*AIM OF THE TASK*. Tell how many lines have the string "document" in them, and write nothing besides the number.

*DATA FOR THE TASK*.
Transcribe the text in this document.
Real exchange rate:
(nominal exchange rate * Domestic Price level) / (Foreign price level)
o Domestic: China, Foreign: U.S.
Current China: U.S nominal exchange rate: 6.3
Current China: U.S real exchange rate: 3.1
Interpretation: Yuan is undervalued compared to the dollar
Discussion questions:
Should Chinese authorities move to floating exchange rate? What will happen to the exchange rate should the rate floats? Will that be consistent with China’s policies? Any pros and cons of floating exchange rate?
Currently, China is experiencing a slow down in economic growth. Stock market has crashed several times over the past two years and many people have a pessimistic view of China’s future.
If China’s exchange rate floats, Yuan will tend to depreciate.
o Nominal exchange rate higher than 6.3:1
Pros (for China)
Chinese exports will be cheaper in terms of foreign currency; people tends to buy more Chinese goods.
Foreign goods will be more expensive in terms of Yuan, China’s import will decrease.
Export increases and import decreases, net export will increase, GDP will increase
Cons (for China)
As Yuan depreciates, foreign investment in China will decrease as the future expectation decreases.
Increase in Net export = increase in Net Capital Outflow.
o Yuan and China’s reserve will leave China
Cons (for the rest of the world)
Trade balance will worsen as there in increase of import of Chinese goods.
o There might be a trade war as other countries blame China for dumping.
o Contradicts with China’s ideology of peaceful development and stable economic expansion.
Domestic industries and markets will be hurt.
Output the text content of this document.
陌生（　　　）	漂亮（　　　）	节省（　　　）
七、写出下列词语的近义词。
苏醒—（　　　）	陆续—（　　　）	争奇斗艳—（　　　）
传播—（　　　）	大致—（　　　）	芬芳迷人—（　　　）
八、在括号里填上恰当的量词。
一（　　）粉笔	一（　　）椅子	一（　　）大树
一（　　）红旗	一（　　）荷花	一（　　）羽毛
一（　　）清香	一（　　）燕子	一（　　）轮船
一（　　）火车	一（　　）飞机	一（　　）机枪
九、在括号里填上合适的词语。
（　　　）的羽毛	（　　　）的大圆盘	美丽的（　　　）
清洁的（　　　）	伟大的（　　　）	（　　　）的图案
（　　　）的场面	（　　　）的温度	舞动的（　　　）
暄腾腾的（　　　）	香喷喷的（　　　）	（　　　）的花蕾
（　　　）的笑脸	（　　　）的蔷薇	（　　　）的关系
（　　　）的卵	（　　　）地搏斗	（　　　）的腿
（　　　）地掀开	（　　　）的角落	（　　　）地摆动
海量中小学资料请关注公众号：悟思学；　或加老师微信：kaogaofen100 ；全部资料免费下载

*FINAL RESULT*. 2